**WORK TO COMPLETE:** Narrow the data below down to the lines containing "Ananda".

**PROVIDED DATA:**
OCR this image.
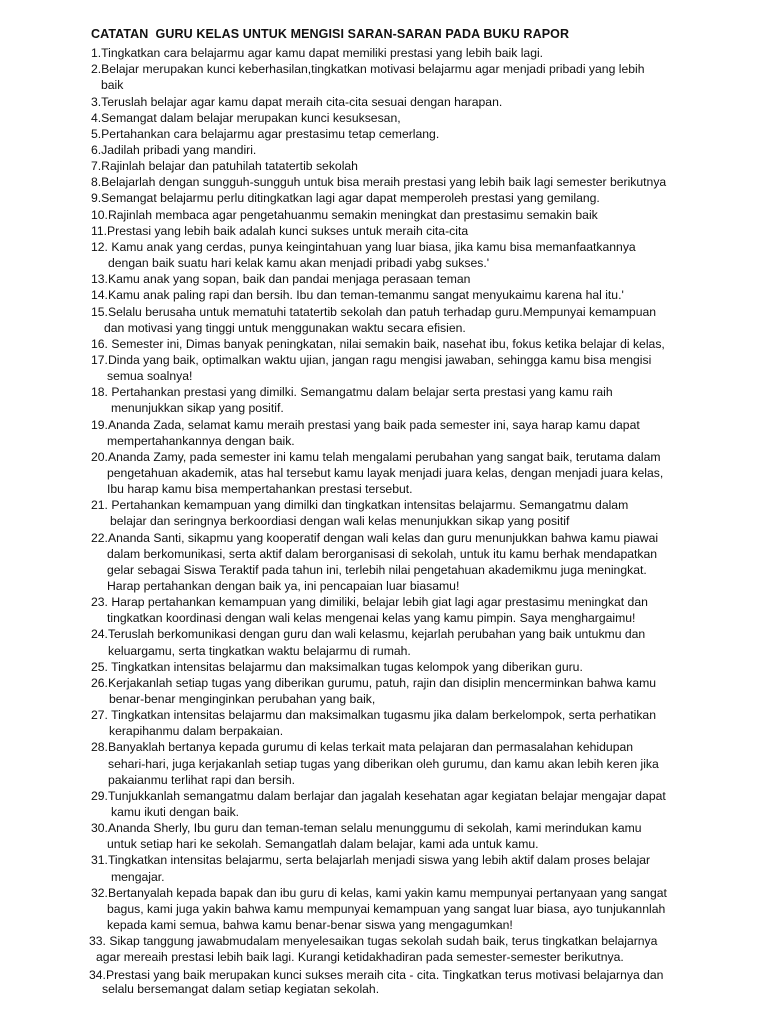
CATATAN  GURU KELAS UNTUK MENGISI SARAN-SARAN PADA BUKU RAPOR
1.Tingkatkan cara belajarmu agar kamu dapat memiliki prestasi yang lebih baik lagi.
2.Belajar merupakan kunci keberhasilan,tingkatkan motivasi belajarmu agar menjadi pribadi yang lebih
baik
3.Teruslah belajar agar kamu dapat meraih cita-cita sesuai dengan harapan.
4.Semangat dalam belajar merupakan kunci kesuksesan,
5.Pertahankan cara belajarmu agar prestasimu tetap cemerlang.
6.Jadilah pribadi yang mandiri.
7.Rajinlah belajar dan patuhilah tatatertib sekolah
8.Belajarlah dengan sungguh-sungguh untuk bisa meraih prestasi yang lebih baik lagi semester berikutnya
9.Semangat belajarmu perlu ditingkatkan lagi agar dapat memperoleh prestasi yang gemilang.
10.Rajinlah membaca agar pengetahuanmu semakin meningkat dan prestasimu semakin baik
11.Prestasi yang lebih baik adalah kunci sukses untuk meraih cita-cita
12. Kamu anak yang cerdas, punya keingintahuan yang luar biasa, jika kamu bisa memanfaatkannya
dengan baik suatu hari kelak kamu akan menjadi pribadi yabg sukses.'
13.Kamu anak yang sopan, baik dan pandai menjaga perasaan teman
14.Kamu anak paling rapi dan bersih. Ibu dan teman-temanmu sangat menyukaimu karena hal itu.'
15.Selalu berusaha untuk mematuhi tatatertib sekolah dan patuh terhadap guru.Mempunyai kemampuan
dan motivasi yang tinggi untuk menggunakan waktu secara efisien.
16. Semester ini, Dimas banyak peningkatan, nilai semakin baik, nasehat ibu, fokus ketika belajar di kelas,
17.Dinda yang baik, optimalkan waktu ujian, jangan ragu mengisi jawaban, sehingga kamu bisa mengisi
semua soalnya!
18. Pertahankan prestasi yang dimilki. Semangatmu dalam belajar serta prestasi yang kamu raih
menunjukkan sikap yang positif.
19.Ananda Zada, selamat kamu meraih prestasi yang baik pada semester ini, saya harap kamu dapat
mempertahankannya dengan baik.
20.Ananda Zamy, pada semester ini kamu telah mengalami perubahan yang sangat baik, terutama dalam
pengetahuan akademik, atas hal tersebut kamu layak menjadi juara kelas, dengan menjadi juara kelas,
Ibu harap kamu bisa mempertahankan prestasi tersebut.
21. Pertahankan kemampuan yang dimilki dan tingkatkan intensitas belajarmu. Semangatmu dalam
belajar dan seringnya berkoordiasi dengan wali kelas menunjukkan sikap yang positif
22.Ananda Santi, sikapmu yang kooperatif dengan wali kelas dan guru menunjukkan bahwa kamu piawai
dalam berkomunikasi, serta aktif dalam berorganisasi di sekolah, untuk itu kamu berhak mendapatkan
gelar sebagai Siswa Teraktif pada tahun ini, terlebih nilai pengetahuan akademikmu juga meningkat.
Harap pertahankan dengan baik ya, ini pencapaian luar biasamu!
23. Harap pertahankan kemampuan yang dimiliki, belajar lebih giat lagi agar prestasimu meningkat dan
tingkatkan koordinasi dengan wali kelas mengenai kelas yang kamu pimpin. Saya menghargaimu!
24.Teruslah berkomunikasi dengan guru dan wali kelasmu, kejarlah perubahan yang baik untukmu dan
keluargamu, serta tingkatkan waktu belajarmu di rumah.
25. Tingkatkan intensitas belajarmu dan maksimalkan tugas kelompok yang diberikan guru.
26.Kerjakanlah setiap tugas yang diberikan gurumu, patuh, rajin dan disiplin mencerminkan bahwa kamu
benar-benar menginginkan perubahan yang baik,
27. Tingkatkan intensitas belajarmu dan maksimalkan tugasmu jika dalam berkelompok, serta perhatikan
kerapihanmu dalam berpakaian.
28.Banyaklah bertanya kepada gurumu di kelas terkait mata pelajaran dan permasalahan kehidupan
sehari-hari, juga kerjakanlah setiap tugas yang diberikan oleh gurumu, dan kamu akan lebih keren jika
pakaianmu terlihat rapi dan bersih.
29.Tunjukkanlah semangatmu dalam berlajar dan jagalah kesehatan agar kegiatan belajar mengajar dapat
kamu ikuti dengan baik.
30.Ananda Sherly, Ibu guru dan teman-teman selalu menunggumu di sekolah, kami merindukan kamu
untuk setiap hari ke sekolah. Semangatlah dalam belajar, kami ada untuk kamu.
31.Tingkatkan intensitas belajarmu, serta belajarlah menjadi siswa yang lebih aktif dalam proses belajar
mengajar.
32.Bertanyalah kepada bapak dan ibu guru di kelas, kami yakin kamu mempunyai pertanyaan yang sangat
bagus, kami juga yakin bahwa kamu mempunyai kemampuan yang sangat luar biasa, ayo tunjukannlah
kepada kami semua, bahwa kamu benar-benar siswa yang mengagumkan!
33. Sikap tanggung jawabmudalam menyelesaikan tugas sekolah sudah baik, terus tingkatkan belajarnya
agar mereaih prestasi lebih baik lagi. Kurangi ketidakhadiran pada semester-semester berikutnya.
34.Prestasi yang baik merupakan kunci sukses meraih cita - cita. Tingkatkan terus motivasi belajarnya dan
selalu bersemangat dalam setiap kegiatan sekolah.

**RESULT:**
19.Ananda Zada, selamat kamu meraih prestasi yang baik pada semester ini, saya harap kamu dapat
20.Ananda Zamy, pada semester ini kamu telah mengalami perubahan yang sangat baik, terutama dalam
22.Ananda Santi, sikapmu yang kooperatif dengan wali kelas dan guru menunjukkan bahwa kamu piawai
30.Ananda Sherly, Ibu guru dan teman-teman selalu menunggumu di sekolah, kami merindukan kamu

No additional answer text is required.